◆ **Given task**: What follows is a block of records; restate each one word for word.

[Source data]
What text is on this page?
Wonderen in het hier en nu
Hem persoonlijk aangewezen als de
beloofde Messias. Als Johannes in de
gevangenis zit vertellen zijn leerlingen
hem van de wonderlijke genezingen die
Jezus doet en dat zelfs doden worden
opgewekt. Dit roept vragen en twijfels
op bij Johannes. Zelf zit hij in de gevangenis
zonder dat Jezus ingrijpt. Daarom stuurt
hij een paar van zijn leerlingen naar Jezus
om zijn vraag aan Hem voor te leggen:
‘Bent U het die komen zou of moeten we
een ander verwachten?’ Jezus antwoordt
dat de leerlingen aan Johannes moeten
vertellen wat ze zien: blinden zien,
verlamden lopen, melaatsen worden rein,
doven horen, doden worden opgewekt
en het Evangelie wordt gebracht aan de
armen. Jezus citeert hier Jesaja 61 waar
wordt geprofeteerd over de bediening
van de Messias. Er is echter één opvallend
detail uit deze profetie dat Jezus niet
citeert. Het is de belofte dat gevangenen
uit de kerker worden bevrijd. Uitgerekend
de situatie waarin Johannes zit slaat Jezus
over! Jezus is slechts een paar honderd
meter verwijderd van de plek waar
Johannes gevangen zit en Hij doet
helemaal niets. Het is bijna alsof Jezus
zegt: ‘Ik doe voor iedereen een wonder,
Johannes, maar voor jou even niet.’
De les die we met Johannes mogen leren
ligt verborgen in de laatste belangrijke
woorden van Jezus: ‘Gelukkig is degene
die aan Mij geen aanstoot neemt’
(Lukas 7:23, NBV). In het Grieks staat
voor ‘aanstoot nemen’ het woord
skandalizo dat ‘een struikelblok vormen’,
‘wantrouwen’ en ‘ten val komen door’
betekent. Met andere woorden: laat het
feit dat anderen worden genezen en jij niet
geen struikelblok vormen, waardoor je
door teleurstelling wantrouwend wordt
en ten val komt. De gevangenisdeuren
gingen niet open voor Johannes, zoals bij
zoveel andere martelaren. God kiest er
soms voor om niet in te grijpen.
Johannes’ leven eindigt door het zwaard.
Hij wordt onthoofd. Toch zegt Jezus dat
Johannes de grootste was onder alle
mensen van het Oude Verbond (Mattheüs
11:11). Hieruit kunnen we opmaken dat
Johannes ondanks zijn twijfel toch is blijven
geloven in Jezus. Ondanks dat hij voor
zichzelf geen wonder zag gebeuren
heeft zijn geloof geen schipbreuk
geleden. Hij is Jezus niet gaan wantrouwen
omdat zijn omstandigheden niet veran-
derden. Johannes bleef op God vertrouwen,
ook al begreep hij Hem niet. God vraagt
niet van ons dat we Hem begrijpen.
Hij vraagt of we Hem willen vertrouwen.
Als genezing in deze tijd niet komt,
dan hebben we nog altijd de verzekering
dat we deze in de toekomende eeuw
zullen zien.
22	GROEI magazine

◆ **Result for this task**:
What text is on this page?
Wonderen in het hier en nu
Hem persoonlijk aangewezen als de
beloofde Messias. Als Johannes in de
gevangenis zit vertellen zijn leerlingen
hem van de wonderlijke genezingen die
Jezus doet en dat zelfs doden worden
opgewekt. Dit roept vragen en twijfels
op bij Johannes. Zelf zit hij in de gevangenis
zonder dat Jezus ingrijpt. Daarom stuurt
hij een paar van zijn leerlingen naar Jezus
om zijn vraag aan Hem voor te leggen:
‘Bent U het die komen zou of moeten we
een ander verwachten?’ Jezus antwoordt
dat de leerlingen aan Johannes moeten
vertellen wat ze zien: blinden zien,
verlamden lopen, melaatsen worden rein,
doven horen, doden worden opgewekt
en het Evangelie wordt gebracht aan de
armen. Jezus citeert hier Jesaja 61 waar
wordt geprofeteerd over de bediening
van de Messias. Er is echter één opvallend
detail uit deze profetie dat Jezus niet
citeert. Het is de belofte dat gevangenen
uit de kerker worden bevrijd. Uitgerekend
de situatie waarin Johannes zit slaat Jezus
over! Jezus is slechts een paar honderd
meter verwijderd van de plek waar
Johannes gevangen zit en Hij doet
helemaal niets. Het is bijna alsof Jezus
zegt: ‘Ik doe voor iedereen een wonder,
Johannes, maar voor jou even niet.’
De les die we met Johannes mogen leren
ligt verborgen in de laatste belangrijke
woorden van Jezus: ‘Gelukkig is degene
die aan Mij geen aanstoot neemt’
(Lukas 7:23, NBV). In het Grieks staat
voor ‘aanstoot nemen’ het woord
skandalizo dat ‘een struikelblok vormen’,
‘wantrouwen’ en ‘ten val komen door’
betekent. Met andere woorden: laat het
feit dat anderen worden genezen en jij niet
geen struikelblok vormen, waardoor je
door teleurstelling wantrouwend wordt
en ten val komt. De gevangenisdeuren
gingen niet open voor Johannes, zoals bij
zoveel andere martelaren. God kiest er
soms voor om niet in te grijpen.
Johannes’ leven eindigt door het zwaard.
Hij wordt onthoofd. Toch zegt Jezus dat
Johannes de grootste was onder alle
mensen van het Oude Verbond (Mattheüs
11:11). Hieruit kunnen we opmaken dat
Johannes ondanks zijn twijfel toch is blijven
geloven in Jezus. Ondanks dat hij voor
zichzelf geen wonder zag gebeuren
heeft zijn geloof geen schipbreuk
geleden. Hij is Jezus niet gaan wantrouwen
omdat zijn omstandigheden niet veran-
derden. Johannes bleef op God vertrouwen,
ook al begreep hij Hem niet. God vraagt
niet van ons dat we Hem begrijpen.
Hij vraagt of we Hem willen vertrouwen.
Als genezing in deze tijd niet komt,
dan hebben we nog altijd de verzekering
dat we deze in de toekomende eeuw
zullen zien.
22	GROEI magazine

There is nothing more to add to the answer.